> [What to do]: Reproduce all of the data exactly.
··· Material provided
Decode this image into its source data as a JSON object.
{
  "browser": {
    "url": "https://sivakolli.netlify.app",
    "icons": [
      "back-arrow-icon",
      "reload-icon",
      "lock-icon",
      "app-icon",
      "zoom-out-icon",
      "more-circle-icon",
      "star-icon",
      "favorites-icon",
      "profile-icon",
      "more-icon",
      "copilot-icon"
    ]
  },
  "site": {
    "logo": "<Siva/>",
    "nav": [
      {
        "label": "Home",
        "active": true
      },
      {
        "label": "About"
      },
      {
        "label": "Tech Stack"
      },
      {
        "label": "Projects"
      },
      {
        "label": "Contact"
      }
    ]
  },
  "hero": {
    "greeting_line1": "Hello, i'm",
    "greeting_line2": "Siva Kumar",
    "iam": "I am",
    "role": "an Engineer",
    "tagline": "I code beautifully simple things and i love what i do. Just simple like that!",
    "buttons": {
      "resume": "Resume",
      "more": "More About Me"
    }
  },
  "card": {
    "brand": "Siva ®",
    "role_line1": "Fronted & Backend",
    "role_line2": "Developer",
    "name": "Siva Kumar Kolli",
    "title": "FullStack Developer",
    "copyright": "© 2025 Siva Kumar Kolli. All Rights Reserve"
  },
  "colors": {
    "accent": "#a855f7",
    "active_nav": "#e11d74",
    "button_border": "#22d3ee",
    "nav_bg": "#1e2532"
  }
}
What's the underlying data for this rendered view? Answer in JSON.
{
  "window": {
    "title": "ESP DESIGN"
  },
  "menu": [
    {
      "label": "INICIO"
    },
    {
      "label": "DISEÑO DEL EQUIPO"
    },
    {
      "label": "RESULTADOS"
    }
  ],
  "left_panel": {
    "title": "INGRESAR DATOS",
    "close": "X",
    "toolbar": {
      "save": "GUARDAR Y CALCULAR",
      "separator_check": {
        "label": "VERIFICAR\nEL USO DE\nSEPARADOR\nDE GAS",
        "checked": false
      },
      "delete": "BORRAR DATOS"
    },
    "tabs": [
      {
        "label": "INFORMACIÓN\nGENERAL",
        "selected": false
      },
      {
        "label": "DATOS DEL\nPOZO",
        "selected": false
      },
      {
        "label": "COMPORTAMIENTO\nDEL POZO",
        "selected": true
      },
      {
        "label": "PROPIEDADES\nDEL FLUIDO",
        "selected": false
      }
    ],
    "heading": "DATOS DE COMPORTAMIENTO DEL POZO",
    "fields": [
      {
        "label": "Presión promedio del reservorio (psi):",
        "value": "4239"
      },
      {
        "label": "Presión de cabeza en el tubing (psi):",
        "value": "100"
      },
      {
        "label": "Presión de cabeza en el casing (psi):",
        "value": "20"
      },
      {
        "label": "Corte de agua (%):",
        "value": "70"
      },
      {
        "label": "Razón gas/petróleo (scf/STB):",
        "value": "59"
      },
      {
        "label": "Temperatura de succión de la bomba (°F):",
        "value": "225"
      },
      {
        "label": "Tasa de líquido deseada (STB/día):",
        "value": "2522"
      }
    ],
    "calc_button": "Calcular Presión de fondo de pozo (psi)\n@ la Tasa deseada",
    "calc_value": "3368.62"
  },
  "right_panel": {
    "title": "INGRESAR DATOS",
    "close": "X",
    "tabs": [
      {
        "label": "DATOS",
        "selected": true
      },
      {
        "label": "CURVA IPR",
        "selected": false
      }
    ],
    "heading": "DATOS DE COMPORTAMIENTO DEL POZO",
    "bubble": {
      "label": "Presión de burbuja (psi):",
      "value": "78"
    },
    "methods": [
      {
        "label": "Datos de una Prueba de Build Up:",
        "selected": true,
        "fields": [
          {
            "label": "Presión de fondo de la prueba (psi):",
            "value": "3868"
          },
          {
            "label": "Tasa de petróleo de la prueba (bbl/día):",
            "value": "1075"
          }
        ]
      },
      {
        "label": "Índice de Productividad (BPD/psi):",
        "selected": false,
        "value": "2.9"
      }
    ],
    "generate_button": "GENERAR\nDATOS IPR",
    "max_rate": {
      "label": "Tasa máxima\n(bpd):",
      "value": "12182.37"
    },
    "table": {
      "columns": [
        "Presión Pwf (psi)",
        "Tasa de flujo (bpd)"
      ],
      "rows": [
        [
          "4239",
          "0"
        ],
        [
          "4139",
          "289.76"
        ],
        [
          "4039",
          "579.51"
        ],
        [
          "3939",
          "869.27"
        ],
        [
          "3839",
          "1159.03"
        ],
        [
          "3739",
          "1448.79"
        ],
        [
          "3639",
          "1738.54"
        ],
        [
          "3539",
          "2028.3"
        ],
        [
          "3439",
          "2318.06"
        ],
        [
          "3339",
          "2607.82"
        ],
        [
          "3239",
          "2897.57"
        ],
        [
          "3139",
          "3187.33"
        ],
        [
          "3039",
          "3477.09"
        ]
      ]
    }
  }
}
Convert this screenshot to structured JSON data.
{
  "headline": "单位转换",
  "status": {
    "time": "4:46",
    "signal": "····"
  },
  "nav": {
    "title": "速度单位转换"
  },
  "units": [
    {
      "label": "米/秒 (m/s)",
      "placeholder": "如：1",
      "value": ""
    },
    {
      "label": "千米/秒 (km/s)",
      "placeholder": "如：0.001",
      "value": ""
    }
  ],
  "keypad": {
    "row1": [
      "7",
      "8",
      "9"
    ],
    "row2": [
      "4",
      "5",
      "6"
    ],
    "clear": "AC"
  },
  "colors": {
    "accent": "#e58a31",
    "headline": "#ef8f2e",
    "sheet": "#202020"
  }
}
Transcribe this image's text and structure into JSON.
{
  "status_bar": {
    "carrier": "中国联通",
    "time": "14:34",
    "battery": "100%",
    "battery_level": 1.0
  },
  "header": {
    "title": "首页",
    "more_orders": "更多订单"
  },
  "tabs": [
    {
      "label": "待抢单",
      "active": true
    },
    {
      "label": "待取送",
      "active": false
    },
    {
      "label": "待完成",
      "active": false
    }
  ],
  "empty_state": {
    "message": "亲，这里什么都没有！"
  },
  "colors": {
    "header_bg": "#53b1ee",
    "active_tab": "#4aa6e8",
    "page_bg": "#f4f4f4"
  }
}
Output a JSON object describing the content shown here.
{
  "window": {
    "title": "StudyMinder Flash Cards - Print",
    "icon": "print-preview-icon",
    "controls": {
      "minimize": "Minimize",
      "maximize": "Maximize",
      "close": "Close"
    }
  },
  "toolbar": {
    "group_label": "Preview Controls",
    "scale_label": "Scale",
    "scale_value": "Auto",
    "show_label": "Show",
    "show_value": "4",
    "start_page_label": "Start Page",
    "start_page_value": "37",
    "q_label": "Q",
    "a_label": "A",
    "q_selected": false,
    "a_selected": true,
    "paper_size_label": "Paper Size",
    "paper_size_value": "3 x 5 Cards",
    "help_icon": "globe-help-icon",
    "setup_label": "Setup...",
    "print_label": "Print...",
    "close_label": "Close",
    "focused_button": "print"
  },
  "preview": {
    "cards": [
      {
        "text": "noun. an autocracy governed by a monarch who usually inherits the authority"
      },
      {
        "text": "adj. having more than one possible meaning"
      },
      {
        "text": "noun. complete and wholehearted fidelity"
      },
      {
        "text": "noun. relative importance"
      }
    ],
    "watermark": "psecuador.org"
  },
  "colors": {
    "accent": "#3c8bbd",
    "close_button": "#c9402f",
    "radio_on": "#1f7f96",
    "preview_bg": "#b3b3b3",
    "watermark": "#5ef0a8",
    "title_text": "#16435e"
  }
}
······
> [The response]:
Decode this image into its source data as a JSON object.
{
  "browser": {
    "url": "https://sivakolli.netlify.app",
    "icons": [
      "back-arrow-icon",
      "reload-icon",
      "lock-icon",
      "app-icon",
      "zoom-out-icon",
      "more-circle-icon",
      "star-icon",
      "favorites-icon",
      "profile-icon",
      "more-icon",
      "copilot-icon"
    ]
  },
  "site": {
    "logo": "<Siva/>",
    "nav": [
      {
        "label": "Home",
        "active": true
      },
      {
        "label": "About"
      },
      {
        "label": "Tech Stack"
      },
      {
        "label": "Projects"
      },
      {
        "label": "Contact"
      }
    ]
  },
  "hero": {
    "greeting_line1": "Hello, i'm",
    "greeting_line2": "Siva Kumar",
    "iam": "I am",
    "role": "an Engineer",
    "tagline": "I code beautifully simple things and i love what i do. Just simple like that!",
    "buttons": {
      "resume": "Resume",
      "more": "More About Me"
    }
  },
  "card": {
    "brand": "Siva ®",
    "role_line1": "Fronted & Backend",
    "role_line2": "Developer",
    "name": "Siva Kumar Kolli",
    "title": "FullStack Developer",
    "copyright": "© 2025 Siva Kumar Kolli. All Rights Reserve"
  },
  "colors": {
    "accent": "#a855f7",
    "active_nav": "#e11d74",
    "button_border": "#22d3ee",
    "nav_bg": "#1e2532"
  }
}
What's the underlying data for this rendered view? Answer in JSON.
{
  "window": {
    "title": "ESP DESIGN"
  },
  "menu": [
    {
      "label": "INICIO"
    },
    {
      "label": "DISEÑO DEL EQUIPO"
    },
    {
      "label": "RESULTADOS"
    }
  ],
  "left_panel": {
    "title": "INGRESAR DATOS",
    "close": "X",
    "toolbar": {
      "save": "GUARDAR Y CALCULAR",
      "separator_check": {
        "label": "VERIFICAR\nEL USO DE\nSEPARADOR\nDE GAS",
        "checked": false
      },
      "delete": "BORRAR DATOS"
    },
    "tabs": [
      {
        "label": "INFORMACIÓN\nGENERAL",
        "selected": false
      },
      {
        "label": "DATOS DEL\nPOZO",
        "selected": false
      },
      {
        "label": "COMPORTAMIENTO\nDEL POZO",
        "selected": true
      },
      {
        "label": "PROPIEDADES\nDEL FLUIDO",
        "selected": false
      }
    ],
    "heading": "DATOS DE COMPORTAMIENTO DEL POZO",
    "fields": [
      {
        "label": "Presión promedio del reservorio (psi):",
        "value": "4239"
      },
      {
        "label": "Presión de cabeza en el tubing (psi):",
        "value": "100"
      },
      {
        "label": "Presión de cabeza en el casing (psi):",
        "value": "20"
      },
      {
        "label": "Corte de agua (%):",
        "value": "70"
      },
      {
        "label": "Razón gas/petróleo (scf/STB):",
        "value": "59"
      },
      {
        "label": "Temperatura de succión de la bomba (°F):",
        "value": "225"
      },
      {
        "label": "Tasa de líquido deseada (STB/día):",
        "value": "2522"
      }
    ],
    "calc_button": "Calcular Presión de fondo de pozo (psi)\n@ la Tasa deseada",
    "calc_value": "3368.62"
  },
  "right_panel": {
    "title": "INGRESAR DATOS",
    "close": "X",
    "tabs": [
      {
        "label": "DATOS",
        "selected": true
      },
      {
        "label": "CURVA IPR",
        "selected": false
      }
    ],
    "heading": "DATOS DE COMPORTAMIENTO DEL POZO",
    "bubble": {
      "label": "Presión de burbuja (psi):",
      "value": "78"
    },
    "methods": [
      {
        "label": "Datos de una Prueba de Build Up:",
        "selected": true,
        "fields": [
          {
            "label": "Presión de fondo de la prueba (psi):",
            "value": "3868"
          },
          {
            "label": "Tasa de petróleo de la prueba (bbl/día):",
            "value": "1075"
          }
        ]
      },
      {
        "label": "Índice de Productividad (BPD/psi):",
        "selected": false,
        "value": "2.9"
      }
    ],
    "generate_button": "GENERAR\nDATOS IPR",
    "max_rate": {
      "label": "Tasa máxima\n(bpd):",
      "value": "12182.37"
    },
    "table": {
      "columns": [
        "Presión Pwf (psi)",
        "Tasa de flujo (bpd)"
      ],
      "rows": [
        [
          "4239",
          "0"
        ],
        [
          "4139",
          "289.76"
        ],
        [
          "4039",
          "579.51"
        ],
        [
          "3939",
          "869.27"
        ],
        [
          "3839",
          "1159.03"
        ],
        [
          "3739",
          "1448.79"
        ],
        [
          "3639",
          "1738.54"
        ],
        [
          "3539",
          "2028.3"
        ],
        [
          "3439",
          "2318.06"
        ],
        [
          "3339",
          "2607.82"
        ],
        [
          "3239",
          "2897.57"
        ],
        [
          "3139",
          "3187.33"
        ],
        [
          "3039",
          "3477.09"
        ]
      ]
    }
  }
}
Convert this screenshot to structured JSON data.
{
  "headline": "单位转换",
  "status": {
    "time": "4:46",
    "signal": "····"
  },
  "nav": {
    "title": "速度单位转换"
  },
  "units": [
    {
      "label": "米/秒 (m/s)",
      "placeholder": "如：1",
      "value": ""
    },
    {
      "label": "千米/秒 (km/s)",
      "placeholder": "如：0.001",
      "value": ""
    }
  ],
  "keypad": {
    "row1": [
      "7",
      "8",
      "9"
    ],
    "row2": [
      "4",
      "5",
      "6"
    ],
    "clear": "AC"
  },
  "colors": {
    "accent": "#e58a31",
    "headline": "#ef8f2e",
    "sheet": "#202020"
  }
}
Transcribe this image's text and structure into JSON.
{
  "status_bar": {
    "carrier": "中国联通",
    "time": "14:34",
    "battery": "100%",
    "battery_level": 1.0
  },
  "header": {
    "title": "首页",
    "more_orders": "更多订单"
  },
  "tabs": [
    {
      "label": "待抢单",
      "active": true
    },
    {
      "label": "待取送",
      "active": false
    },
    {
      "label": "待完成",
      "active": false
    }
  ],
  "empty_state": {
    "message": "亲，这里什么都没有！"
  },
  "colors": {
    "header_bg": "#53b1ee",
    "active_tab": "#4aa6e8",
    "page_bg": "#f4f4f4"
  }
}
Output a JSON object describing the content shown here.
{
  "window": {
    "title": "StudyMinder Flash Cards - Print",
    "icon": "print-preview-icon",
    "controls": {
      "minimize": "Minimize",
      "maximize": "Maximize",
      "close": "Close"
    }
  },
  "toolbar": {
    "group_label": "Preview Controls",
    "scale_label": "Scale",
    "scale_value": "Auto",
    "show_label": "Show",
    "show_value": "4",
    "start_page_label": "Start Page",
    "start_page_value": "37",
    "q_label": "Q",
    "a_label": "A",
    "q_selected": false,
    "a_selected": true,
    "paper_size_label": "Paper Size",
    "paper_size_value": "3 x 5 Cards",
    "help_icon": "globe-help-icon",
    "setup_label": "Setup...",
    "print_label": "Print...",
    "close_label": "Close",
    "focused_button": "print"
  },
  "preview": {
    "cards": [
      {
        "text": "noun. an autocracy governed by a monarch who usually inherits the authority"
      },
      {
        "text": "adj. having more than one possible meaning"
      },
      {
        "text": "noun. complete and wholehearted fidelity"
      },
      {
        "text": "noun. relative importance"
      }
    ],
    "watermark": "psecuador.org"
  },
  "colors": {
    "accent": "#3c8bbd",
    "close_button": "#c9402f",
    "radio_on": "#1f7f96",
    "preview_bg": "#b3b3b3",
    "watermark": "#5ef0a8",
    "title_text": "#16435e"
  }
}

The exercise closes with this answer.